Prompt:
Copy the lines below verbatim, beginning with the line that includes "Read all visible content and emit it as JSON." and continuing to the end; leave out everything before it.

Extracted data:
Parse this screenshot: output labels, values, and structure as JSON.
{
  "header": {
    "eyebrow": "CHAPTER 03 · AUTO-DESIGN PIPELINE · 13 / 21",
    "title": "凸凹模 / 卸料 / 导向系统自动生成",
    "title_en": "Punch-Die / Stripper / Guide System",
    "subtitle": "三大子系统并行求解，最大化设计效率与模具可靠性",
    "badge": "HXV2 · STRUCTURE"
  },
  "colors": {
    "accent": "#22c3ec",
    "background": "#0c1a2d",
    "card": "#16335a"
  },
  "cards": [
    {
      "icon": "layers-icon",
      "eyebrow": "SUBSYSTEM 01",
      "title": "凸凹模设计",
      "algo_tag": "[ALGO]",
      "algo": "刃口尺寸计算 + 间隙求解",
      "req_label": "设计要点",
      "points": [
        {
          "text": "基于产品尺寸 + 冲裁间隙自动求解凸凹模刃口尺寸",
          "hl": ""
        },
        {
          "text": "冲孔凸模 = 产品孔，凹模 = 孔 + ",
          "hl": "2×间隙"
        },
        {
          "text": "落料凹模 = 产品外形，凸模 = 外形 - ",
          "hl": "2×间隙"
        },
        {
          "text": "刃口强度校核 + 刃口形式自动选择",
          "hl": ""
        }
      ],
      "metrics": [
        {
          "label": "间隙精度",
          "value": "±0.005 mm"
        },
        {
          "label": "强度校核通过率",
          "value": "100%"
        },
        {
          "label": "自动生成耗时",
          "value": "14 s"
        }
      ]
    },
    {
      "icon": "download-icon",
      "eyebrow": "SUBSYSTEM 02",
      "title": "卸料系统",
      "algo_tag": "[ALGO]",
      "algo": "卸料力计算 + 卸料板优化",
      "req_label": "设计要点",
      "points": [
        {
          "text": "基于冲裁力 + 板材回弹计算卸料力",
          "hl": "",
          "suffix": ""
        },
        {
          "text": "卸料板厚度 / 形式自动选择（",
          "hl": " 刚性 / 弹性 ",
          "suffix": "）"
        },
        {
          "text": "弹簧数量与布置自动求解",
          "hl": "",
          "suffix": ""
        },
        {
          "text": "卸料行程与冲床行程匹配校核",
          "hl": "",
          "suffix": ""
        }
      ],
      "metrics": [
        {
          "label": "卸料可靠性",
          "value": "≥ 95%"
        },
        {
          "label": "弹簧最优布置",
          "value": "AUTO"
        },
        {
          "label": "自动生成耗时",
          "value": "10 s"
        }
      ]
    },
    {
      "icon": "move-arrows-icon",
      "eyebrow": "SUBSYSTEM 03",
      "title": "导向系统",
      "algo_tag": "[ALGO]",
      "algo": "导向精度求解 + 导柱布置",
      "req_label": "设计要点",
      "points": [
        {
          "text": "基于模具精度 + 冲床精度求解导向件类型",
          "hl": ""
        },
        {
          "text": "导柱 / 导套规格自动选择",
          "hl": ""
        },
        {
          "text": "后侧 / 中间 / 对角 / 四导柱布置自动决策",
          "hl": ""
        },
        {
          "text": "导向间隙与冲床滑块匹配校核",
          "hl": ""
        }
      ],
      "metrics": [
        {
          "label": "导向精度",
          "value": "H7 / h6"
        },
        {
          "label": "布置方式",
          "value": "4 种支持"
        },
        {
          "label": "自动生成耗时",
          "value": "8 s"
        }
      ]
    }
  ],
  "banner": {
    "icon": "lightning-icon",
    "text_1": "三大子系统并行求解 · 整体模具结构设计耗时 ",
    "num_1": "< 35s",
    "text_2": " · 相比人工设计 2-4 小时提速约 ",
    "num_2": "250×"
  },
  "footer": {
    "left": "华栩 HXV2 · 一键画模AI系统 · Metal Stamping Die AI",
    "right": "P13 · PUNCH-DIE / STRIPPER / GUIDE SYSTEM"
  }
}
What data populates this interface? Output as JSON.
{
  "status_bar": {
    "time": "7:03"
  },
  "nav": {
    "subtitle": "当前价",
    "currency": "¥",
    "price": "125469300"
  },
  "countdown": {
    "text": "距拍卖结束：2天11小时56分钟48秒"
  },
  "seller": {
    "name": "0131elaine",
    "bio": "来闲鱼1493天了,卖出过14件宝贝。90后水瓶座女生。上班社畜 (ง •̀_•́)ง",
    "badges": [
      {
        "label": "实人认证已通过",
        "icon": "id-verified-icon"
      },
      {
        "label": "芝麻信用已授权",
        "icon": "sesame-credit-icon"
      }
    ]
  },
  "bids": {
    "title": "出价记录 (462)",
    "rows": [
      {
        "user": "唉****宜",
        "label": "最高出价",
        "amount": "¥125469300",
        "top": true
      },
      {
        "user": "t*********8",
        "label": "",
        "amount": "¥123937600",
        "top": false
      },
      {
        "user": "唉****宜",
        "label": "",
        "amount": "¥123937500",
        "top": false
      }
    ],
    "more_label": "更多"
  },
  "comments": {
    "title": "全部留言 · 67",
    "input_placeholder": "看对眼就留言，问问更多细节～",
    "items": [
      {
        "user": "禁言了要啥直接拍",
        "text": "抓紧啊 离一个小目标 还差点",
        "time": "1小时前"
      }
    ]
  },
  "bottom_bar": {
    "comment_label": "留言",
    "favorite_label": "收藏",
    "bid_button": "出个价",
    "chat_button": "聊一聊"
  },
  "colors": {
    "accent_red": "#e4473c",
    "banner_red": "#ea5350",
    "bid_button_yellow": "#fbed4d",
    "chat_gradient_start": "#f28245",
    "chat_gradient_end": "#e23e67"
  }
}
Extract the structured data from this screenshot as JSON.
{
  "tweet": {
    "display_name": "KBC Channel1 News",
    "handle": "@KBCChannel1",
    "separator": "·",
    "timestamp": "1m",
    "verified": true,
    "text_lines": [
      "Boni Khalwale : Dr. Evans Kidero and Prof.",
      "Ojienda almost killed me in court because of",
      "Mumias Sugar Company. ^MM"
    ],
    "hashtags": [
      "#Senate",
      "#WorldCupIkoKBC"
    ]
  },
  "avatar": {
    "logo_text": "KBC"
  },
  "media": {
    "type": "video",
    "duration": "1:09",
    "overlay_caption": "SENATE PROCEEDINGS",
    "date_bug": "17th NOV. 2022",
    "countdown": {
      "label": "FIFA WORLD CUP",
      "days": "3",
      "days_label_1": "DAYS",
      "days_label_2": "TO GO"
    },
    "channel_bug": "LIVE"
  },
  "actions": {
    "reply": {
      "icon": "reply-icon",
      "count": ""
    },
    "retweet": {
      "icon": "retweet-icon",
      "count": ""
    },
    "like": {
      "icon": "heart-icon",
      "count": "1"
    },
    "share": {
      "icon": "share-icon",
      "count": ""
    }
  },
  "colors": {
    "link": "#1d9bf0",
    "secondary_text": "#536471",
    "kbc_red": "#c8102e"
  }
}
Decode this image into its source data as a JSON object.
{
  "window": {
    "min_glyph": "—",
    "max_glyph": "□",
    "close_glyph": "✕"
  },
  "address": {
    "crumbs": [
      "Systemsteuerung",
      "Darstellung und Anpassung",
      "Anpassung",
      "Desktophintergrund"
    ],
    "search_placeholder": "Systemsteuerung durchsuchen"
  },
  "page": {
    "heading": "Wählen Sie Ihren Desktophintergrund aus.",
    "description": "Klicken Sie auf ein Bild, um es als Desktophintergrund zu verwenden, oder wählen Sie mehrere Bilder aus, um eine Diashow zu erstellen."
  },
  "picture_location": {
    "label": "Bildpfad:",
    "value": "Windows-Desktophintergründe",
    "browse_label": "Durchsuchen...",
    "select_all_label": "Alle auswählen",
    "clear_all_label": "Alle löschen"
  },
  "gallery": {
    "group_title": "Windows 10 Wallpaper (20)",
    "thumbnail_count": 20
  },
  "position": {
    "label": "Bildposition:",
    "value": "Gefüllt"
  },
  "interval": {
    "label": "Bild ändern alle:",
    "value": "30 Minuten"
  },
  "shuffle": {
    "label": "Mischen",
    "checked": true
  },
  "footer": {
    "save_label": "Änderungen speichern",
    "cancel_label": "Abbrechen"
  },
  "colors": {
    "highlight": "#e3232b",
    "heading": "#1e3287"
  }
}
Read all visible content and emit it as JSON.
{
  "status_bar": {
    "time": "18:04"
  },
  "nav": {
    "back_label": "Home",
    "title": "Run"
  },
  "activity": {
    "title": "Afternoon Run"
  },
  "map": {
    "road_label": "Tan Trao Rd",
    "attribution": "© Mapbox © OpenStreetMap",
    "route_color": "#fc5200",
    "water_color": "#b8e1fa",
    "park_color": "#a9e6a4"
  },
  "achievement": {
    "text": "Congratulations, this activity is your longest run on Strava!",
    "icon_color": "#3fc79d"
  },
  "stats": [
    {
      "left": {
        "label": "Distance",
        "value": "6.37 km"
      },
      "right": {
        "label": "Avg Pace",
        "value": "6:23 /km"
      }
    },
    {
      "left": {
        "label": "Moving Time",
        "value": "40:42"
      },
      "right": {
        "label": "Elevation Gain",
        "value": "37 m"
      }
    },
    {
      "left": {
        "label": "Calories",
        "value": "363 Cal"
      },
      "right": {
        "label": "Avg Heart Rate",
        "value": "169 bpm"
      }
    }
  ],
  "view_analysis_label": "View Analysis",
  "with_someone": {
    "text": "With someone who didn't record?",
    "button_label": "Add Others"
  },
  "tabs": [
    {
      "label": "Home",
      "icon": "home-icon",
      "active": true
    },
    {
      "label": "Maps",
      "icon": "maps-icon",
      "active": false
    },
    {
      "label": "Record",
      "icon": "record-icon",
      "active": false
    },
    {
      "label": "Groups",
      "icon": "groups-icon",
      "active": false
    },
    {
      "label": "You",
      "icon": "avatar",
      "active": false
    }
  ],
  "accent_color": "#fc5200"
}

Solution for this problem:
Read all visible content and emit it as JSON.
{
  "status_bar": {
    "time": "18:04"
  },
  "nav": {
    "back_label": "Home",
    "title": "Run"
  },
  "activity": {
    "title": "Afternoon Run"
  },
  "map": {
    "road_label": "Tan Trao Rd",
    "attribution": "© Mapbox © OpenStreetMap",
    "route_color": "#fc5200",
    "water_color": "#b8e1fa",
    "park_color": "#a9e6a4"
  },
  "achievement": {
    "text": "Congratulations, this activity is your longest run on Strava!",
    "icon_color": "#3fc79d"
  },
  "stats": [
    {
      "left": {
        "label": "Distance",
        "value": "6.37 km"
      },
      "right": {
        "label": "Avg Pace",
        "value": "6:23 /km"
      }
    },
    {
      "left": {
        "label": "Moving Time",
        "value": "40:42"
      },
      "right": {
        "label": "Elevation Gain",
        "value": "37 m"
      }
    },
    {
      "left": {
        "label": "Calories",
        "value": "363 Cal"
      },
      "right": {
        "label": "Avg Heart Rate",
        "value": "169 bpm"
      }
    }
  ],
  "view_analysis_label": "View Analysis",
  "with_someone": {
    "text": "With someone who didn't record?",
    "button_label": "Add Others"
  },
  "tabs": [
    {
      "label": "Home",
      "icon": "home-icon",
      "active": true
    },
    {
      "label": "Maps",
      "icon": "maps-icon",
      "active": false
    },
    {
      "label": "Record",
      "icon": "record-icon",
      "active": false
    },
    {
      "label": "Groups",
      "icon": "groups-icon",
      "active": false
    },
    {
      "label": "You",
      "icon": "avatar",
      "active": false
    }
  ],
  "accent_color": "#fc5200"
}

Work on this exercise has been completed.